─── Records supplied ───
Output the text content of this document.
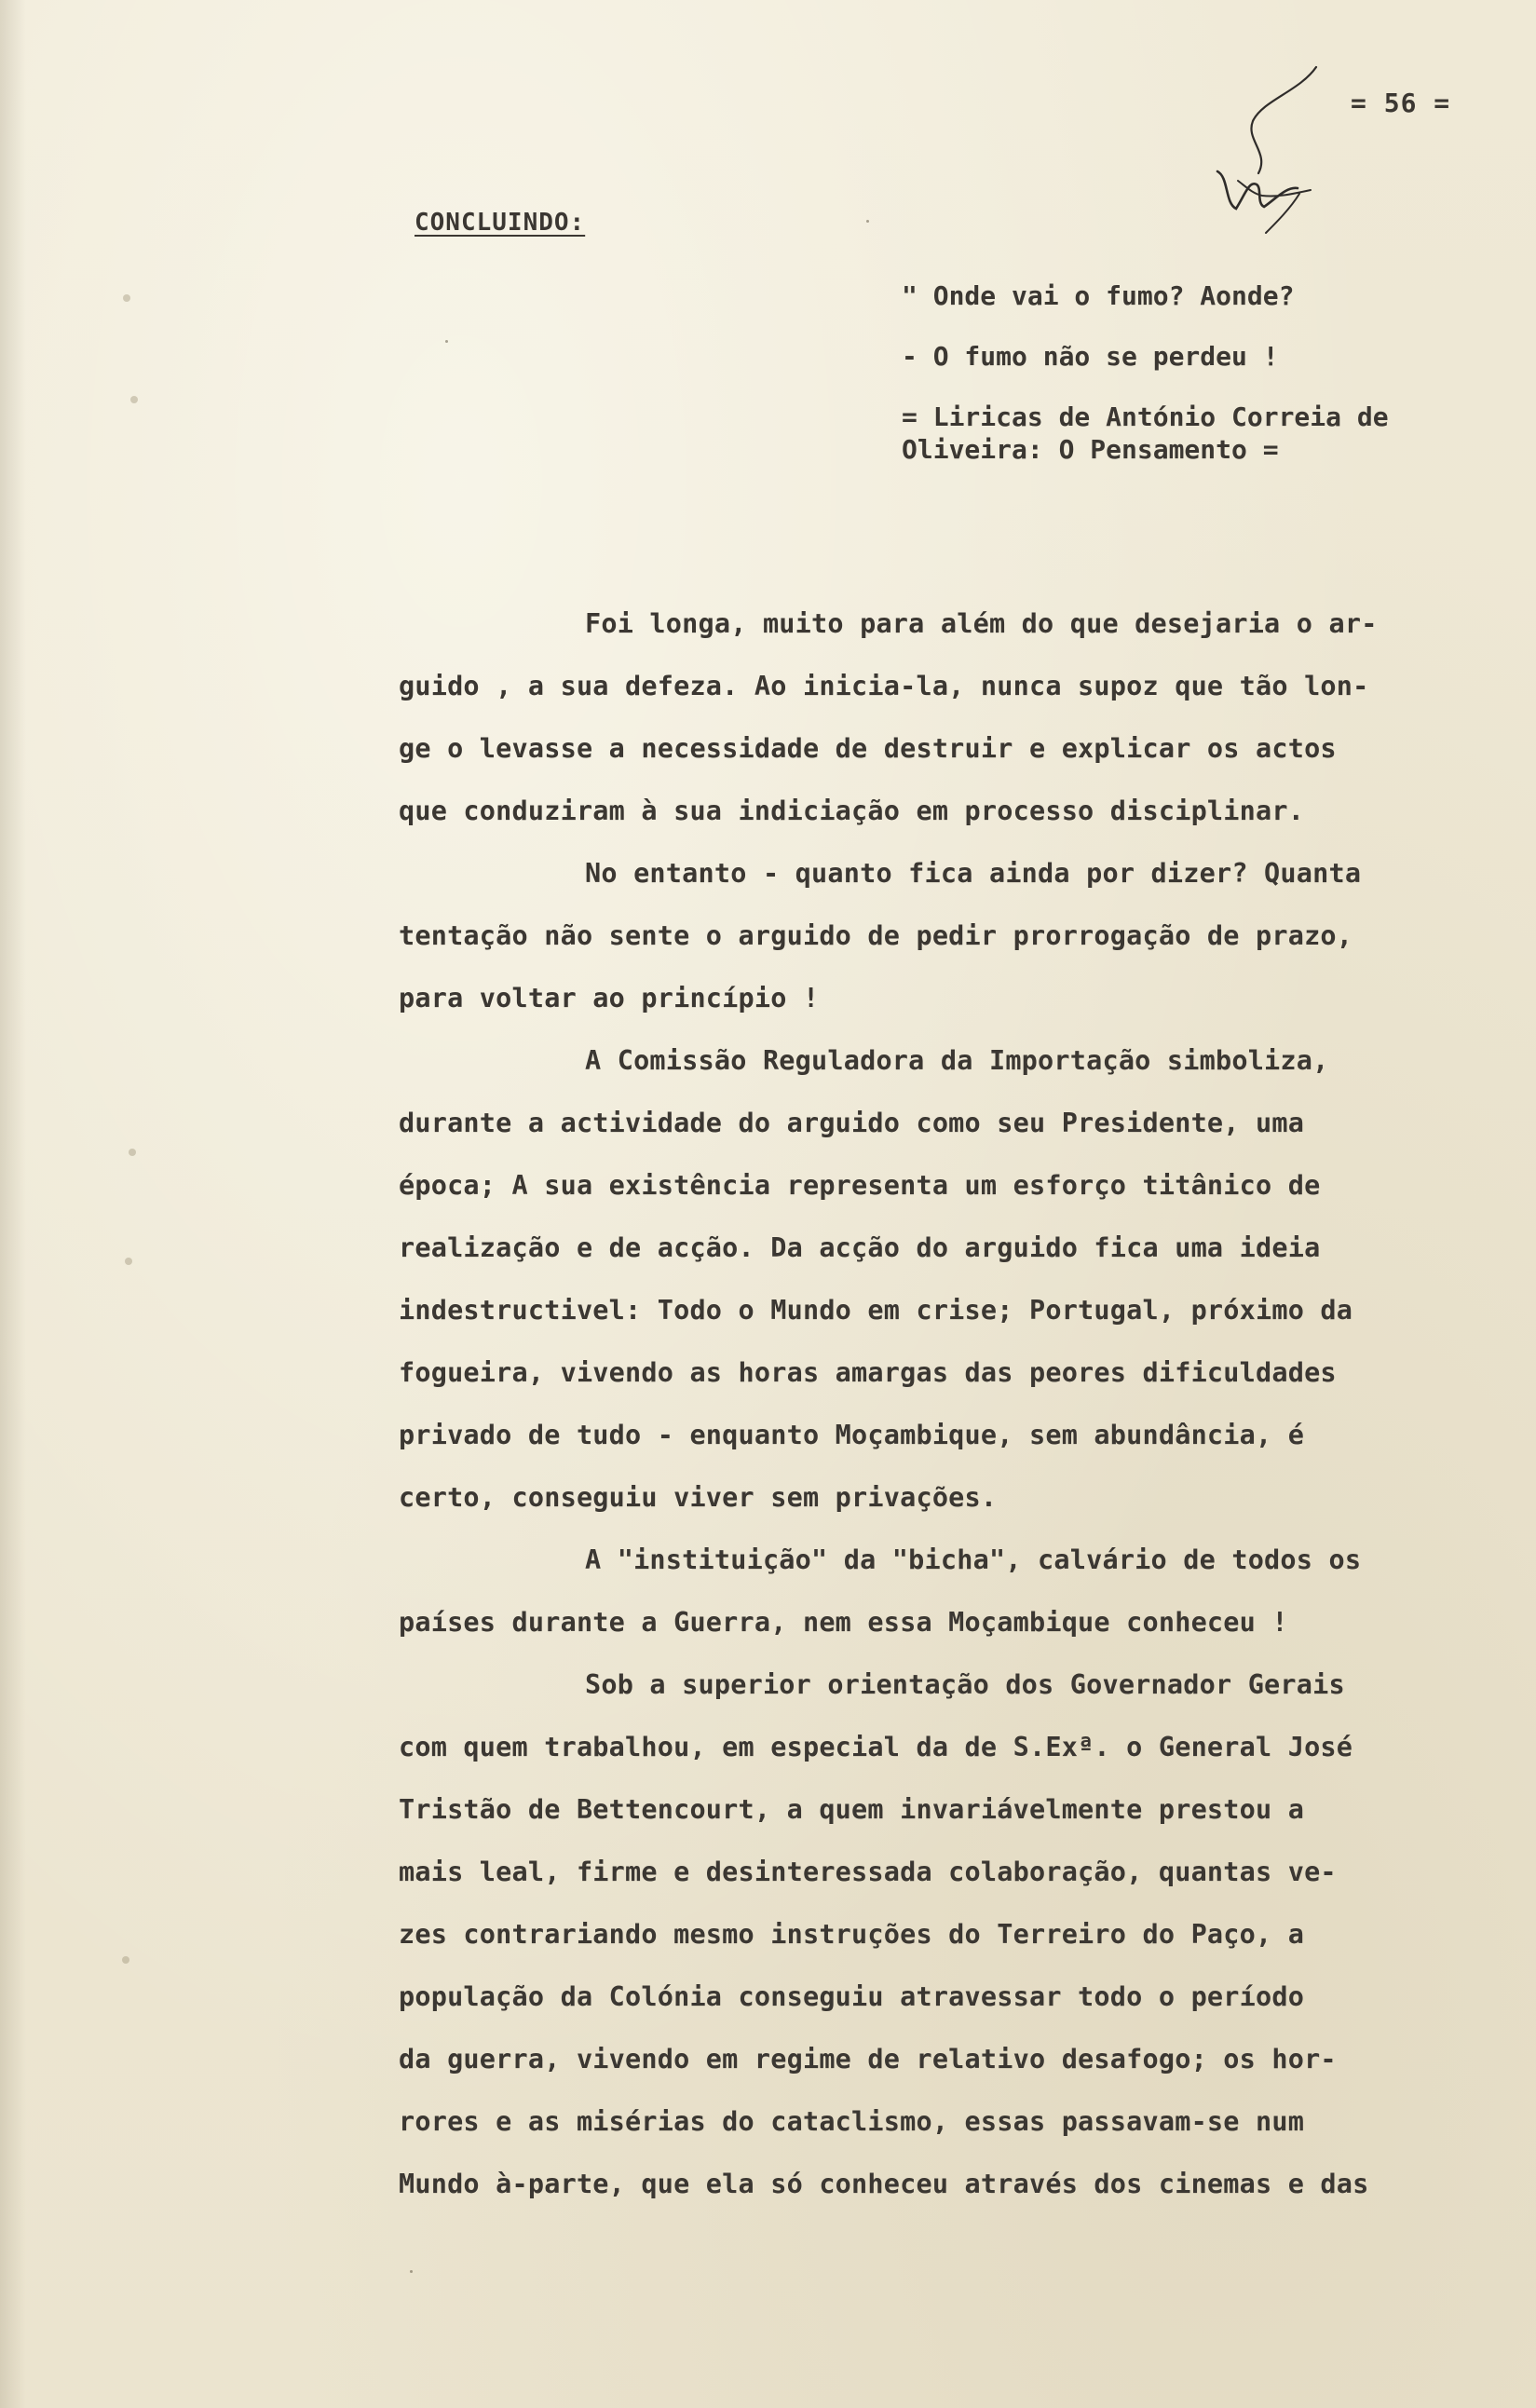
= 56 =
CONCLUINDO:
" Onde vai o fumo? Aonde?
- O fumo não se perdeu !
= Liricas de António Correia de
Oliveira: O Pensamento =
Foi longa, muito para além do que desejaria o ar-
guido , a sua defeza. Ao inicia-la, nunca supoz que tão lon-
ge o levasse a necessidade de destruir e explicar os actos
que conduziram à sua indiciação em processo disciplinar.
No entanto - quanto fica ainda por dizer? Quanta
tentação não sente o arguido de pedir prorrogação de prazo,
para voltar ao princípio !
A Comissão Reguladora da Importação simboliza,
durante a actividade do arguido como seu Presidente, uma
época; A sua existência representa um esforço titânico de
realização e de acção. Da acção do arguido fica uma ideia
indestructivel: Todo o Mundo em crise; Portugal, próximo da
fogueira, vivendo as horas amargas das peores dificuldades
privado de tudo - enquanto Moçambique, sem abundância, é
certo, conseguiu viver sem privações.
A "instituição" da "bicha", calvário de todos os
países durante a Guerra, nem essa Moçambique conheceu !
Sob a superior orientação dos Governador Gerais
com quem trabalhou, em especial da de S.Exª. o General José
Tristão de Bettencourt, a quem invariávelmente prestou a
mais leal, firme e desinteressada colaboração, quantas ve-
zes contrariando mesmo instruções do Terreiro do Paço, a
população da Colónia conseguiu atravessar todo o período
da guerra, vivendo em regime de relativo desafogo; os hor-
rores e as misérias do cataclismo, essas passavam-se num
Mundo à-parte, que ela só conheceu através dos cinemas e das
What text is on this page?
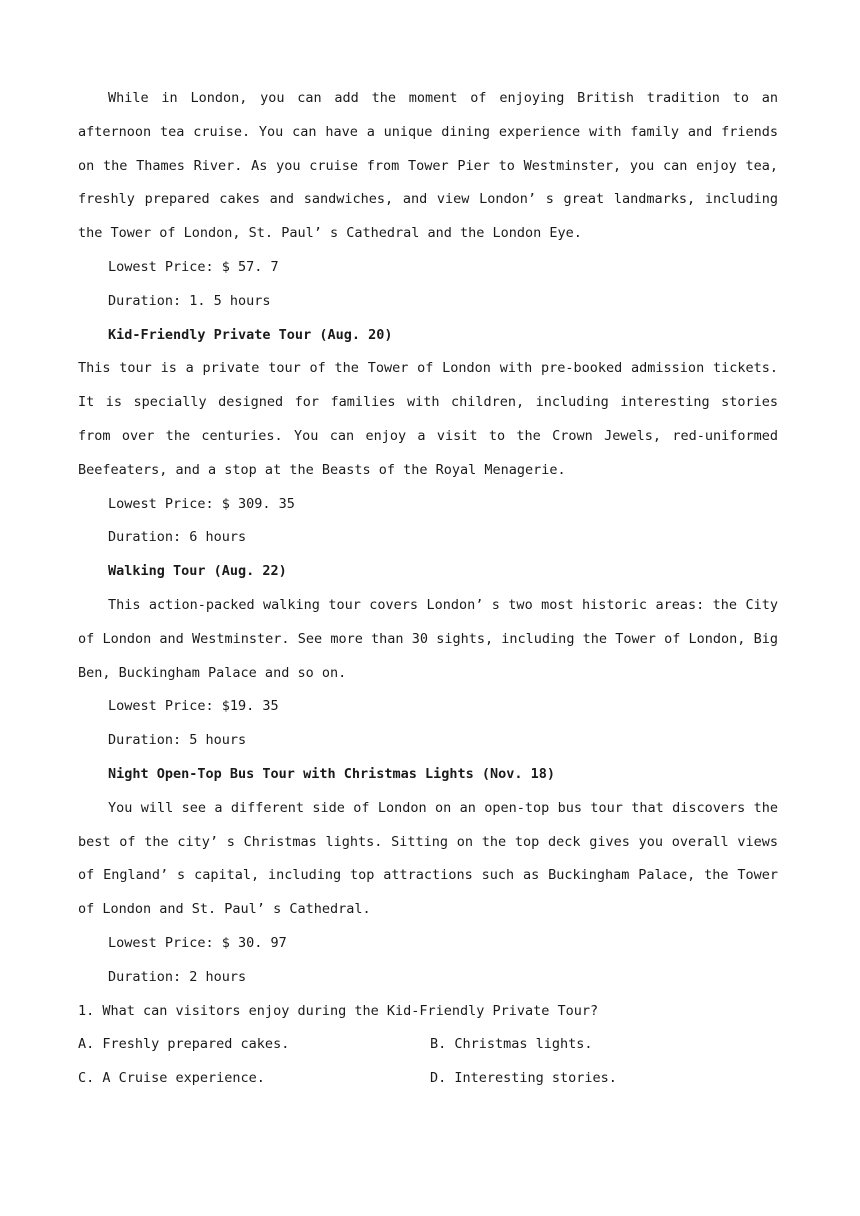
While in London, you can add the moment of enjoying British tradition to an afternoon tea cruise. You can have a unique dining experience with family and friends on the Thames River. As you cruise from Tower Pier to Westminster, you can enjoy tea, freshly prepared cakes and sandwiches, and view London’ s great landmarks, including the Tower of London, St. Paul’ s Cathedral and the London Eye.

Lowest Price: $ 57. 7

Duration: 1. 5 hours

Kid-Friendly Private Tour (Aug. 20)

This tour is a private tour of the Tower of London with pre-booked admission tickets. It is specially designed for families with children, including interesting stories from over the centuries. You can enjoy a visit to the Crown Jewels, red-uniformed Beefeaters, and a stop at the Beasts of the Royal Menagerie.

Lowest Price: $ 309. 35

Duration: 6 hours

Walking Tour (Aug. 22)

This action-packed walking tour covers London’ s two most historic areas: the City of London and Westminster. See more than 30 sights, including the Tower of London, Big Ben, Buckingham Palace and so on.

Lowest Price: $19. 35

Duration: 5 hours

Night Open-Top Bus Tour with Christmas Lights (Nov. 18)

You will see a different side of London on an open-top bus tour that discovers the best of the city’ s Christmas lights. Sitting on the top deck gives you overall views of England’ s capital, including top attractions such as Buckingham Palace, the Tower of London and St. Paul’ s Cathedral.

Lowest Price: $ 30. 97

Duration: 2 hours

1. What can visitors enjoy during the Kid-Friendly Private Tour?

A. Freshly prepared cakes.	B. Christmas lights.
C. A Cruise experience.	D. Interesting stories.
───
The request –
Leave out all images, then reproduce the entries above exactly.

Answer for this exercise –
Output the text content of this document.
= 56 =
CONCLUINDO:
" Onde vai o fumo? Aonde?
- O fumo não se perdeu !
= Liricas de António Correia de
Oliveira: O Pensamento =
Foi longa, muito para além do que desejaria o ar-
guido , a sua defeza. Ao inicia-la, nunca supoz que tão lon-
ge o levasse a necessidade de destruir e explicar os actos
que conduziram à sua indiciação em processo disciplinar.
No entanto - quanto fica ainda por dizer? Quanta
tentação não sente o arguido de pedir prorrogação de prazo,
para voltar ao princípio !
A Comissão Reguladora da Importação simboliza,
durante a actividade do arguido como seu Presidente, uma
época; A sua existência representa um esforço titânico de
realização e de acção. Da acção do arguido fica uma ideia
indestructivel: Todo o Mundo em crise; Portugal, próximo da
fogueira, vivendo as horas amargas das peores dificuldades
privado de tudo - enquanto Moçambique, sem abundância, é
certo, conseguiu viver sem privações.
A "instituição" da "bicha", calvário de todos os
países durante a Guerra, nem essa Moçambique conheceu !
Sob a superior orientação dos Governador Gerais
com quem trabalhou, em especial da de S.Exª. o General José
Tristão de Bettencourt, a quem invariávelmente prestou a
mais leal, firme e desinteressada colaboração, quantas ve-
zes contrariando mesmo instruções do Terreiro do Paço, a
população da Colónia conseguiu atravessar todo o período
da guerra, vivendo em regime de relativo desafogo; os hor-
rores e as misérias do cataclismo, essas passavam-se num
Mundo à-parte, que ela só conheceu através dos cinemas e das
What text is on this page?
While in London, you can add the moment of enjoying British tradition to an afternoon tea cruise. You can have a unique dining experience with family and friends on the Thames River. As you cruise from Tower Pier to Westminster, you can enjoy tea, freshly prepared cakes and sandwiches, and view London’ s great landmarks, including the Tower of London, St. Paul’ s Cathedral and the London Eye.

Lowest Price: $ 57. 7

Duration: 1. 5 hours

Kid-Friendly Private Tour (Aug. 20)

This tour is a private tour of the Tower of London with pre-booked admission tickets. It is specially designed for families with children, including interesting stories from over the centuries. You can enjoy a visit to the Crown Jewels, red-uniformed Beefeaters, and a stop at the Beasts of the Royal Menagerie.

Lowest Price: $ 309. 35

Duration: 6 hours

Walking Tour (Aug. 22)

This action-packed walking tour covers London’ s two most historic areas: the City of London and Westminster. See more than 30 sights, including the Tower of London, Big Ben, Buckingham Palace and so on.

Lowest Price: $19. 35

Duration: 5 hours

Night Open-Top Bus Tour with Christmas Lights (Nov. 18)

You will see a different side of London on an open-top bus tour that discovers the best of the city’ s Christmas lights. Sitting on the top deck gives you overall views of England’ s capital, including top attractions such as Buckingham Palace, the Tower of London and St. Paul’ s Cathedral.

Lowest Price: $ 30. 97

Duration: 2 hours

1. What can visitors enjoy during the Kid-Friendly Private Tour?

A. Freshly prepared cakes.	B. Christmas lights.
C. A Cruise experience.	D. Interesting stories.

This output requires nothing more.